What to work on: Could you give the data below again, exactly and completely?

Input:
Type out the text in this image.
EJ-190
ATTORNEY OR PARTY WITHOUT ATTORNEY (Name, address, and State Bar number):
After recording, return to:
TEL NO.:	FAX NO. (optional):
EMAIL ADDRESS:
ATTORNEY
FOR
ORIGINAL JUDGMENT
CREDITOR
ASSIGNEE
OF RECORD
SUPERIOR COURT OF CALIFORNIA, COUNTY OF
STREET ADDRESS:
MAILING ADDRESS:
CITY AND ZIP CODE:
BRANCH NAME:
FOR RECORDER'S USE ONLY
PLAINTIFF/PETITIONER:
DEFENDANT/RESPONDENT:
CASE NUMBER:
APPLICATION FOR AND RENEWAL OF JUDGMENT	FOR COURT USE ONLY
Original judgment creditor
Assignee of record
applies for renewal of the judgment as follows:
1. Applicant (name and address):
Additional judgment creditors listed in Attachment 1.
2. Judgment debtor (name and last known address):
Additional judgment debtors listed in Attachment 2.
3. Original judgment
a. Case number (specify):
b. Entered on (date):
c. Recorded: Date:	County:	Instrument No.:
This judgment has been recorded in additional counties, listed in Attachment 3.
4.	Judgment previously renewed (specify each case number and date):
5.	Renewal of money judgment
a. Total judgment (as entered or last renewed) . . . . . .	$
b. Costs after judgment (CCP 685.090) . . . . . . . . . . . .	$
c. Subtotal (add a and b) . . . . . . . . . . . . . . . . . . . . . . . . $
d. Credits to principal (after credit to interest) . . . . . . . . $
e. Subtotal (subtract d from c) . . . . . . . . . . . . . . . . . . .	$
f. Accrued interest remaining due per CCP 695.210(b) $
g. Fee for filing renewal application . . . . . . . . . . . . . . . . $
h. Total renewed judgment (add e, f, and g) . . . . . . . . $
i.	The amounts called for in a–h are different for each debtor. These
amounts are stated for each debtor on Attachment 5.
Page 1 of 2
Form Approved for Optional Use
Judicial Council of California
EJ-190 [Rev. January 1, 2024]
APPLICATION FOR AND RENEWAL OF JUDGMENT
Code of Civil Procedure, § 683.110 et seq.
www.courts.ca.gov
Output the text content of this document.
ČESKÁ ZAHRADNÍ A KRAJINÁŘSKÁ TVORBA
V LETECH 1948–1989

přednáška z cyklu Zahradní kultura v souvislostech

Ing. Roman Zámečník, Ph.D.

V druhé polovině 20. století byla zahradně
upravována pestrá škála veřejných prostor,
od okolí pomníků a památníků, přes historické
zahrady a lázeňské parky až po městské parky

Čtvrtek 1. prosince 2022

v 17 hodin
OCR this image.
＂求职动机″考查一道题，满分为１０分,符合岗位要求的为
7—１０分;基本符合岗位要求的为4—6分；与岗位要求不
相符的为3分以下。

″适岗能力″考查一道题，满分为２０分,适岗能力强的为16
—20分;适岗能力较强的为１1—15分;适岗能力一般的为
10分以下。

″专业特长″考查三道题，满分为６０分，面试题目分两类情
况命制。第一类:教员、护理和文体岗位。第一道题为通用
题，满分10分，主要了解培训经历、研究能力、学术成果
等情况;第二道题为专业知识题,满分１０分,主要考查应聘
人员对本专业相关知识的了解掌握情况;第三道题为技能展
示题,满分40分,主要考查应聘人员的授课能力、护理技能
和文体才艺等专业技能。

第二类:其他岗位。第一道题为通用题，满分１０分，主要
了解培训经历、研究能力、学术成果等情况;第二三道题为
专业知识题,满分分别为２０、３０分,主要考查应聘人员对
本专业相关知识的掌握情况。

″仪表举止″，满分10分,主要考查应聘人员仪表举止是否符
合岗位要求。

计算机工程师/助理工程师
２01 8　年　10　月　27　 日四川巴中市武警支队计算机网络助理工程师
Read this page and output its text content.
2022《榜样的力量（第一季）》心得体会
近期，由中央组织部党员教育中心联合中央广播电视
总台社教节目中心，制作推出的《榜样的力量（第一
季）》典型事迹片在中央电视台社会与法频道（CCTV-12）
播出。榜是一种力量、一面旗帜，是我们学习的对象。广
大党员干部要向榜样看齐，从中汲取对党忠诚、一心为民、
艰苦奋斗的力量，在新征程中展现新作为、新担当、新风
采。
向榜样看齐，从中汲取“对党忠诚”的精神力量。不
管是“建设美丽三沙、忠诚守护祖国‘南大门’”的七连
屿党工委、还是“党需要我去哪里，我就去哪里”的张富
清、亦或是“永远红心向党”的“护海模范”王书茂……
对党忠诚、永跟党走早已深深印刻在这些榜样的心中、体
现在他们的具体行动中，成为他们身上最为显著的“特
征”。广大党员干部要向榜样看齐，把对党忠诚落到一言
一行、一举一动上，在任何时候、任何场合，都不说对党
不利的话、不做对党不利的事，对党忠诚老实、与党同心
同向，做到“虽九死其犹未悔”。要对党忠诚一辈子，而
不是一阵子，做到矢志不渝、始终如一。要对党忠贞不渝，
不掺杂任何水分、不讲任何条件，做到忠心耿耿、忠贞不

Result of the task:
Type out the text in this image.
EJ-190
ATTORNEY OR PARTY WITHOUT ATTORNEY (Name, address, and State Bar number):
After recording, return to:
TEL NO.:	FAX NO. (optional):
EMAIL ADDRESS:
ATTORNEY
FOR
ORIGINAL JUDGMENT
CREDITOR
ASSIGNEE
OF RECORD
SUPERIOR COURT OF CALIFORNIA, COUNTY OF
STREET ADDRESS:
MAILING ADDRESS:
CITY AND ZIP CODE:
BRANCH NAME:
FOR RECORDER'S USE ONLY
PLAINTIFF/PETITIONER:
DEFENDANT/RESPONDENT:
CASE NUMBER:
APPLICATION FOR AND RENEWAL OF JUDGMENT	FOR COURT USE ONLY
Original judgment creditor
Assignee of record
applies for renewal of the judgment as follows:
1. Applicant (name and address):
Additional judgment creditors listed in Attachment 1.
2. Judgment debtor (name and last known address):
Additional judgment debtors listed in Attachment 2.
3. Original judgment
a. Case number (specify):
b. Entered on (date):
c. Recorded: Date:	County:	Instrument No.:
This judgment has been recorded in additional counties, listed in Attachment 3.
4.	Judgment previously renewed (specify each case number and date):
5.	Renewal of money judgment
a. Total judgment (as entered or last renewed) . . . . . .	$
b. Costs after judgment (CCP 685.090) . . . . . . . . . . . .	$
c. Subtotal (add a and b) . . . . . . . . . . . . . . . . . . . . . . . . $
d. Credits to principal (after credit to interest) . . . . . . . . $
e. Subtotal (subtract d from c) . . . . . . . . . . . . . . . . . . .	$
f. Accrued interest remaining due per CCP 695.210(b) $
g. Fee for filing renewal application . . . . . . . . . . . . . . . . $
h. Total renewed judgment (add e, f, and g) . . . . . . . . $
i.	The amounts called for in a–h are different for each debtor. These
amounts are stated for each debtor on Attachment 5.
Page 1 of 2
Form Approved for Optional Use
Judicial Council of California
EJ-190 [Rev. January 1, 2024]
APPLICATION FOR AND RENEWAL OF JUDGMENT
Code of Civil Procedure, § 683.110 et seq.
www.courts.ca.gov
Output the text content of this document.
ČESKÁ ZAHRADNÍ A KRAJINÁŘSKÁ TVORBA
V LETECH 1948–1989

přednáška z cyklu Zahradní kultura v souvislostech

Ing. Roman Zámečník, Ph.D.

V druhé polovině 20. století byla zahradně
upravována pestrá škála veřejných prostor,
od okolí pomníků a památníků, přes historické
zahrady a lázeňské parky až po městské parky

Čtvrtek 1. prosince 2022

v 17 hodin
OCR this image.
＂求职动机″考查一道题，满分为１０分,符合岗位要求的为
7—１０分;基本符合岗位要求的为4—6分；与岗位要求不
相符的为3分以下。

″适岗能力″考查一道题，满分为２０分,适岗能力强的为16
—20分;适岗能力较强的为１1—15分;适岗能力一般的为
10分以下。

″专业特长″考查三道题，满分为６０分，面试题目分两类情
况命制。第一类:教员、护理和文体岗位。第一道题为通用
题，满分10分，主要了解培训经历、研究能力、学术成果
等情况;第二道题为专业知识题,满分１０分,主要考查应聘
人员对本专业相关知识的了解掌握情况;第三道题为技能展
示题,满分40分,主要考查应聘人员的授课能力、护理技能
和文体才艺等专业技能。

第二类:其他岗位。第一道题为通用题，满分１０分，主要
了解培训经历、研究能力、学术成果等情况;第二三道题为
专业知识题,满分分别为２０、３０分,主要考查应聘人员对
本专业相关知识的掌握情况。

″仪表举止″，满分10分,主要考查应聘人员仪表举止是否符
合岗位要求。

计算机工程师/助理工程师
２01 8　年　10　月　27　 日四川巴中市武警支队计算机网络助理工程师
Read this page and output its text content.
2022《榜样的力量（第一季）》心得体会
近期，由中央组织部党员教育中心联合中央广播电视
总台社教节目中心，制作推出的《榜样的力量（第一
季）》典型事迹片在中央电视台社会与法频道（CCTV-12）
播出。榜是一种力量、一面旗帜，是我们学习的对象。广
大党员干部要向榜样看齐，从中汲取对党忠诚、一心为民、
艰苦奋斗的力量，在新征程中展现新作为、新担当、新风
采。
向榜样看齐，从中汲取“对党忠诚”的精神力量。不
管是“建设美丽三沙、忠诚守护祖国‘南大门’”的七连
屿党工委、还是“党需要我去哪里，我就去哪里”的张富
清、亦或是“永远红心向党”的“护海模范”王书茂……
对党忠诚、永跟党走早已深深印刻在这些榜样的心中、体
现在他们的具体行动中，成为他们身上最为显著的“特
征”。广大党员干部要向榜样看齐，把对党忠诚落到一言
一行、一举一动上，在任何时候、任何场合，都不说对党
不利的话、不做对党不利的事，对党忠诚老实、与党同心
同向，做到“虽九死其犹未悔”。要对党忠诚一辈子，而
不是一阵子，做到矢志不渝、始终如一。要对党忠贞不渝，
不掺杂任何水分、不讲任何条件，做到忠心耿耿、忠贞不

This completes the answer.